### Instruction
Of the lines in this material, how many contain "sounds"? Answer with a single number only.
■ ■ ■
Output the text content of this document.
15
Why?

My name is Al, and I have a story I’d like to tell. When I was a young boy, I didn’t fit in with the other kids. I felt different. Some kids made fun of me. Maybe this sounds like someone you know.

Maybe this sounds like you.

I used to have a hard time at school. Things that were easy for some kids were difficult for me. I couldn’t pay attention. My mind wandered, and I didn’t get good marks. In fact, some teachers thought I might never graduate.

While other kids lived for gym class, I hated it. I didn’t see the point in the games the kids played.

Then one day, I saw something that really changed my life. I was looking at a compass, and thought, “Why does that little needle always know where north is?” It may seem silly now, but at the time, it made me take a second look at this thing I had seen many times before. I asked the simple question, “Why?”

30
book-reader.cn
■ ■ ■
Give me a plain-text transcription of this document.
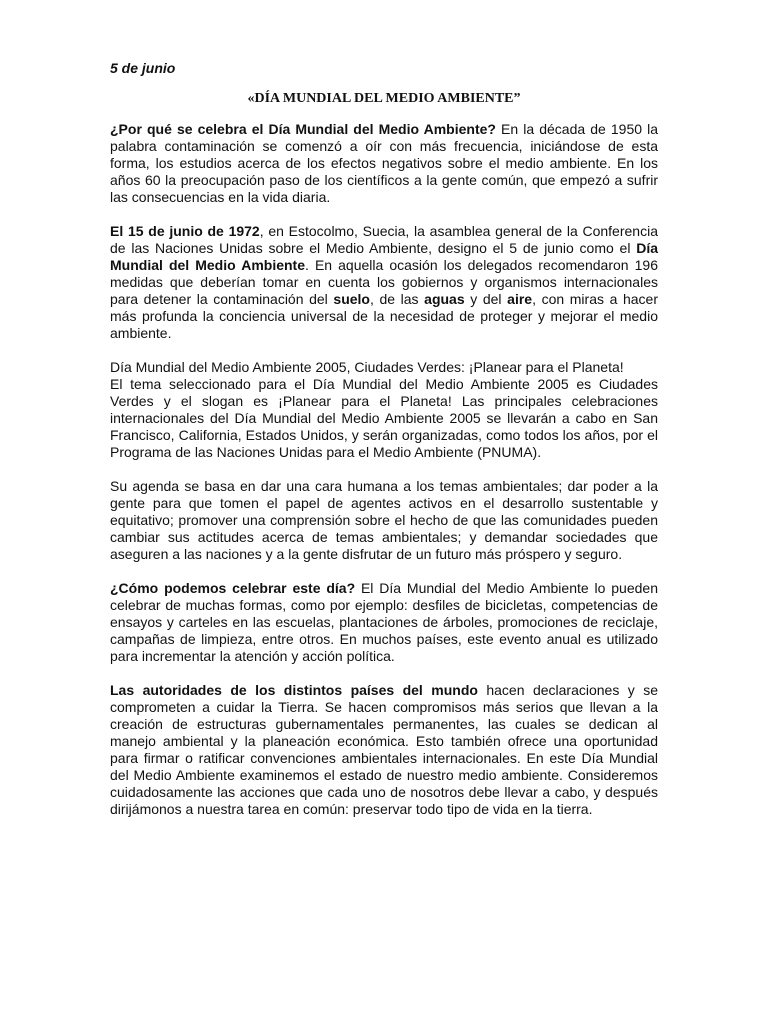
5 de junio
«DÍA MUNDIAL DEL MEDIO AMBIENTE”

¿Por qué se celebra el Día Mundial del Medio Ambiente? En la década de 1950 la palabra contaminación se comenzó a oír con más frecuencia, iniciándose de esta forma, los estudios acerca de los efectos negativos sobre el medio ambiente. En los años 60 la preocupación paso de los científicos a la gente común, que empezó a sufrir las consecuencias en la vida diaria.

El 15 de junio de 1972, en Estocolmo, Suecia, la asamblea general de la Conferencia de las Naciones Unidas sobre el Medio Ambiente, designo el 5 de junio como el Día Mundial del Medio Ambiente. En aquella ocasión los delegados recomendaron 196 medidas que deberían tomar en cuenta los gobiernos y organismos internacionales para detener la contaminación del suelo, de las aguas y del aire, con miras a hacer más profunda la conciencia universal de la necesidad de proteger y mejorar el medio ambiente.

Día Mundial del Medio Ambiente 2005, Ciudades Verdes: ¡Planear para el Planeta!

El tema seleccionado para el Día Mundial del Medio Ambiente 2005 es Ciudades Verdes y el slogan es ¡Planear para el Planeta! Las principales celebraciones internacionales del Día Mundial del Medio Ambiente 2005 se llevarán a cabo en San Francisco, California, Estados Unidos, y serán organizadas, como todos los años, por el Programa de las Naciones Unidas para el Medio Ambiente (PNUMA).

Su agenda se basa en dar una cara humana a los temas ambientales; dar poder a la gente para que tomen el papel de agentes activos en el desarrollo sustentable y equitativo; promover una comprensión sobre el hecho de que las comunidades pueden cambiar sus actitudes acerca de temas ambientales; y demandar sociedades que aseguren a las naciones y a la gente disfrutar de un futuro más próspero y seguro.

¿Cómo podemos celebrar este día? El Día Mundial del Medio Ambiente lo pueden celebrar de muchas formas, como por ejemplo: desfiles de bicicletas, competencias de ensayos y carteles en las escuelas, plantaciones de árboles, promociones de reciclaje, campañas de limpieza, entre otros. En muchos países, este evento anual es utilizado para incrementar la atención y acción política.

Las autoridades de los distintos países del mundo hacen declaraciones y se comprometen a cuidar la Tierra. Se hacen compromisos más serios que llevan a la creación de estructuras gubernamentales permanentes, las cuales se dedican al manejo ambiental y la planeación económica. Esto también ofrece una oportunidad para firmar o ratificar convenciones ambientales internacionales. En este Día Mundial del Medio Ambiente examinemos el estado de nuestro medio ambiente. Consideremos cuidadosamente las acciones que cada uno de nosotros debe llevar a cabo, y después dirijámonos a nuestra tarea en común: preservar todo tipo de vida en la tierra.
■ ■ ■
### The output
2